_WRITTEN INSTRUCTION_
Gather, from the data below, each line in which the word "quando" occurs.

-- start EXERCISE MATERIAL --

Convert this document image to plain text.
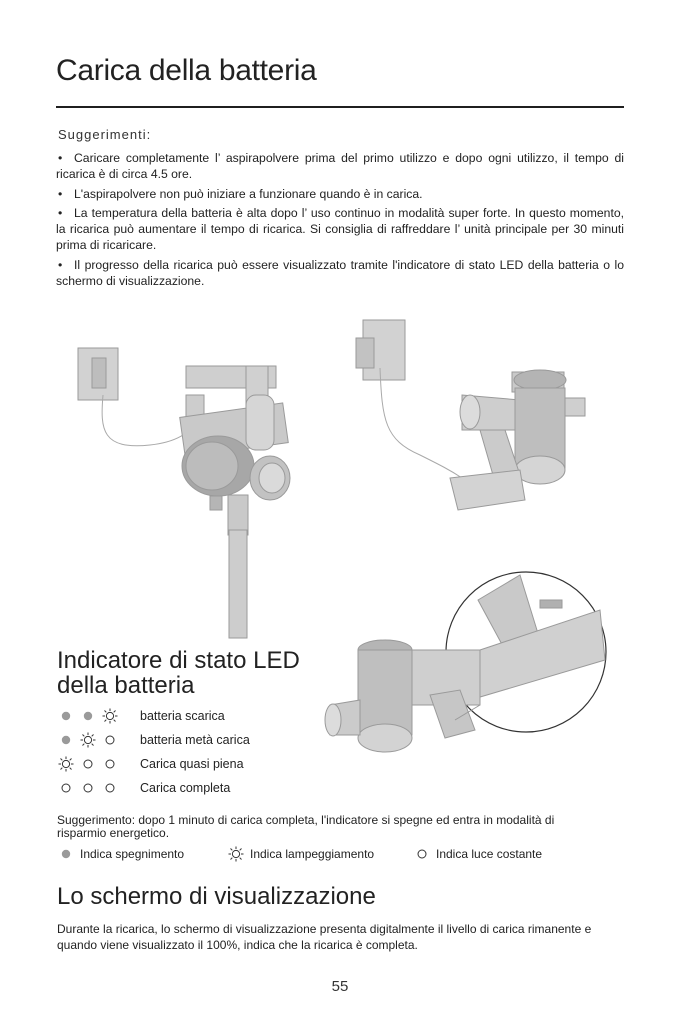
Carica della batteria
Suggerimenti:

• Caricare completamente l’ aspirapolvere prima del primo utilizzo e dopo ogni utilizzo, il tempo di ricarica è di circa 4.5 ore.

• L'aspirapolvere non può iniziare a funzionare quando è in carica.

• La temperatura della batteria è alta dopo l’ uso continuo in modalità super forte. In questo momento, la ricarica può aumentare il tempo di ricarica. Si consiglia di raffreddare l’ unità principale per 30 minuti prima di ricaricare.

• Il progresso della ricarica può essere visualizzato tramite l'indicatore di stato LED della batteria o lo schermo di visualizzazione.

Indicatore di stato LED
della batteria
batteria scarica
batteria metà carica
Carica quasi piena
Carica completa
Suggerimento: dopo 1 minuto di carica completa, l'indicatore si spegne ed entra in modalità di risparmio energetico.
Indica spegnimento	Indica lampeggiamento	Indica luce costante
Lo schermo di visualizzazione
Durante la ricarica, lo schermo di visualizzazione presenta digitalmente il livello di carica rimanente e quando viene visualizzato il 100%, indica che la ricarica è completa.
55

-- end EXERCISE MATERIAL --

_WRITTEN ANSWER_
• L'aspirapolvere non può iniziare a funzionare quando è in carica.
Durante la ricarica, lo schermo di visualizzazione presenta digitalmente il livello di carica rimanente e quando viene visualizzato il 100%, indica che la ricarica è completa.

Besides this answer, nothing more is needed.